___ DATA RECORDS
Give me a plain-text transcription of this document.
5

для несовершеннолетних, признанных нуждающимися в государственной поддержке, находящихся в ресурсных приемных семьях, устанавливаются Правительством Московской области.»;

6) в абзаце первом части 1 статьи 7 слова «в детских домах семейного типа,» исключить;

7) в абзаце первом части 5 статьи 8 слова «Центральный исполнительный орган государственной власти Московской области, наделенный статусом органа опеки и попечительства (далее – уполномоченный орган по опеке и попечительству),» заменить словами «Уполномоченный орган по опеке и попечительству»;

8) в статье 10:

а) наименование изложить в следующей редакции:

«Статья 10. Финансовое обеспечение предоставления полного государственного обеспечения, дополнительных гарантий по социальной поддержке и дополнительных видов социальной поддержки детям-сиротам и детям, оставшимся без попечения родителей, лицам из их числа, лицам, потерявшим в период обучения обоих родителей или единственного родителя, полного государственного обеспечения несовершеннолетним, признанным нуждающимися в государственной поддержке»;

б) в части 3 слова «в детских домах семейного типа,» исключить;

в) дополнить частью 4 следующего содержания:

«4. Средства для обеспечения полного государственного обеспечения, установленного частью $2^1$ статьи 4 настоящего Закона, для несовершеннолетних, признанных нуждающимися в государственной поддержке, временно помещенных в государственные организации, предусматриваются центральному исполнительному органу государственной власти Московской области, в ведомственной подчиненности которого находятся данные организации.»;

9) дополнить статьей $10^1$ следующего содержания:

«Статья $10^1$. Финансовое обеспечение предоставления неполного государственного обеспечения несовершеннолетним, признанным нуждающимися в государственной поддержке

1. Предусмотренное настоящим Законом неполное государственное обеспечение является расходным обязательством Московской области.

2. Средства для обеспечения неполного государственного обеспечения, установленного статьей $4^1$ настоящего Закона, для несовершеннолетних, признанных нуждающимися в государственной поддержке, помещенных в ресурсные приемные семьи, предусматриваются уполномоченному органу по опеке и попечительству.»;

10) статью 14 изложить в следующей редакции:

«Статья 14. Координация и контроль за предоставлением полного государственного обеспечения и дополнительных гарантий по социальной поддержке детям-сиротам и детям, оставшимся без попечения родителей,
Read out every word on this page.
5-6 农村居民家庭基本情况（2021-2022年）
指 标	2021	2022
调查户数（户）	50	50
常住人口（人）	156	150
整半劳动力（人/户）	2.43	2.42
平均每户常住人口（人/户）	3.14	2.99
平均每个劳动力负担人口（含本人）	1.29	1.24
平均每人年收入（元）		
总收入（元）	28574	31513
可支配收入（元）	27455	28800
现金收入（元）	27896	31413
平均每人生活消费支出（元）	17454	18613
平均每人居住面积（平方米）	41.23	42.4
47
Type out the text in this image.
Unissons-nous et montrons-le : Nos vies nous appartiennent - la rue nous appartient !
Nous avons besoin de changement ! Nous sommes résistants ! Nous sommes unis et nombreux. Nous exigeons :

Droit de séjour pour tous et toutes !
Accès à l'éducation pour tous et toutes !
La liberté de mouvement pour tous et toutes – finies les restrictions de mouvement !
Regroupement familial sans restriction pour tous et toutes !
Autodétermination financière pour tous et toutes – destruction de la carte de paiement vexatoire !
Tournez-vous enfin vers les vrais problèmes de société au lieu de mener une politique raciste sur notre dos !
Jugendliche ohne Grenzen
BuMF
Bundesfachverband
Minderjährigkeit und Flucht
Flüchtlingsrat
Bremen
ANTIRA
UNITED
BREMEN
______
EXERCISE OBJECTIVE -
Restate word for word the lines from the one holding "Read out every word on this page." to the end of the listing, both ends included, and nothing more.

FINISHED EXERCISE -
Read out every word on this page.
5-6 农村居民家庭基本情况（2021-2022年）
指 标	2021	2022
调查户数（户）	50	50
常住人口（人）	156	150
整半劳动力（人/户）	2.43	2.42
平均每户常住人口（人/户）	3.14	2.99
平均每个劳动力负担人口（含本人）	1.29	1.24
平均每人年收入（元）		
总收入（元）	28574	31513
可支配收入（元）	27455	28800
现金收入（元）	27896	31413
平均每人生活消费支出（元）	17454	18613
平均每人居住面积（平方米）	41.23	42.4
47
Type out the text in this image.
Unissons-nous et montrons-le : Nos vies nous appartiennent - la rue nous appartient !
Nous avons besoin de changement ! Nous sommes résistants ! Nous sommes unis et nombreux. Nous exigeons :

Droit de séjour pour tous et toutes !
Accès à l'éducation pour tous et toutes !
La liberté de mouvement pour tous et toutes – finies les restrictions de mouvement !
Regroupement familial sans restriction pour tous et toutes !
Autodétermination financière pour tous et toutes – destruction de la carte de paiement vexatoire !
Tournez-vous enfin vers les vrais problèmes de société au lieu de mener une politique raciste sur notre dos !
Jugendliche ohne Grenzen
BuMF
Bundesfachverband
Minderjährigkeit und Flucht
Flüchtlingsrat
Bremen
ANTIRA
UNITED
BREMEN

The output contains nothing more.